Find each line holding "Track" and copy it out.
═════ Provided entries ═════
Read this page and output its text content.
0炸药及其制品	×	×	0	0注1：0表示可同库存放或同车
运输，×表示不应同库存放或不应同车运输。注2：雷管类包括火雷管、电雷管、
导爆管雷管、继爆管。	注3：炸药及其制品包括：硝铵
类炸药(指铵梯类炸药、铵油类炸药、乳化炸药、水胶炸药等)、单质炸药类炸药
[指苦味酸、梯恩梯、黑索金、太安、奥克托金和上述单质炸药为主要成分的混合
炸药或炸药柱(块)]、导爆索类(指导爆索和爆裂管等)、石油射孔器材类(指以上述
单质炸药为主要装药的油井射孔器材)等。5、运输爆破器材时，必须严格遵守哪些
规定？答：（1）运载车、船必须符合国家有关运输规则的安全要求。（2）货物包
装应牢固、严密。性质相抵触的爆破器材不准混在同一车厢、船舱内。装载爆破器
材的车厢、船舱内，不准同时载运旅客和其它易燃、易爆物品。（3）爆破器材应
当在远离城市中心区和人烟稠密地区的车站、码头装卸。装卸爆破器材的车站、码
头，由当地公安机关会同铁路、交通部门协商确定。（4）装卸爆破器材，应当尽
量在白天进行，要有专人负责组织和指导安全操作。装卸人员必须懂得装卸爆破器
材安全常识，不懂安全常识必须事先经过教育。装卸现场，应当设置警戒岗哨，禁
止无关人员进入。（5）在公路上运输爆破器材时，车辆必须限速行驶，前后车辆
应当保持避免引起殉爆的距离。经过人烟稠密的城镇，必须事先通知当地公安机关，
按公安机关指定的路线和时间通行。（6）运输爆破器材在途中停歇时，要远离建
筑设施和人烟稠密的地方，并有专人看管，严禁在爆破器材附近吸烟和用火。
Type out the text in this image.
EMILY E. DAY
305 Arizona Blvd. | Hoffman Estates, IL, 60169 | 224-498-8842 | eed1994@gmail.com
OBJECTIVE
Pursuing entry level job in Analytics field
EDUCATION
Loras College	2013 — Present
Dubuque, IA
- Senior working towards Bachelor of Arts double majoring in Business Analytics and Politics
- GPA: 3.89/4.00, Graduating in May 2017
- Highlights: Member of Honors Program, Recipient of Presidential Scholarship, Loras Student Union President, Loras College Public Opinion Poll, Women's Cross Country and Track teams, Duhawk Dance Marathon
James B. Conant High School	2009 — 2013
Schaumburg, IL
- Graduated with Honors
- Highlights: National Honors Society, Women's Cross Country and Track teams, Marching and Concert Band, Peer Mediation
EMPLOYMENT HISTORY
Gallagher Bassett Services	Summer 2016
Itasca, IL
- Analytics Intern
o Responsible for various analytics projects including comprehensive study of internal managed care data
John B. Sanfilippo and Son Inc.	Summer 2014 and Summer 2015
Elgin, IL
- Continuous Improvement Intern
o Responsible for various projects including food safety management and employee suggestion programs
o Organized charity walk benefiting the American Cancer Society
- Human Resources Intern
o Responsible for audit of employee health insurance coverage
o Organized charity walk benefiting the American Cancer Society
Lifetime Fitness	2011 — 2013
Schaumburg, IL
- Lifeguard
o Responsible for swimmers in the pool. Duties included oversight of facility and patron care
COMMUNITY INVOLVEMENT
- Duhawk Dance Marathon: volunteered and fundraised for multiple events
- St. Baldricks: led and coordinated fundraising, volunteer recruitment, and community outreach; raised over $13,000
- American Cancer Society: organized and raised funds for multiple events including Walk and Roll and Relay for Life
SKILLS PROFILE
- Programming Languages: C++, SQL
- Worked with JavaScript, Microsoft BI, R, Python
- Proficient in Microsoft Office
═════
→ Worked solution
- Highlights: Member of Honors Program, Recipient of Presidential Scholarship, Loras Student Union President, Loras College Public Opinion Poll, Women's Cross Country and Track teams, Duhawk Dance Marathon
- Highlights: National Honors Society, Women's Cross Country and Track teams, Marching and Concert Band, Peer Mediation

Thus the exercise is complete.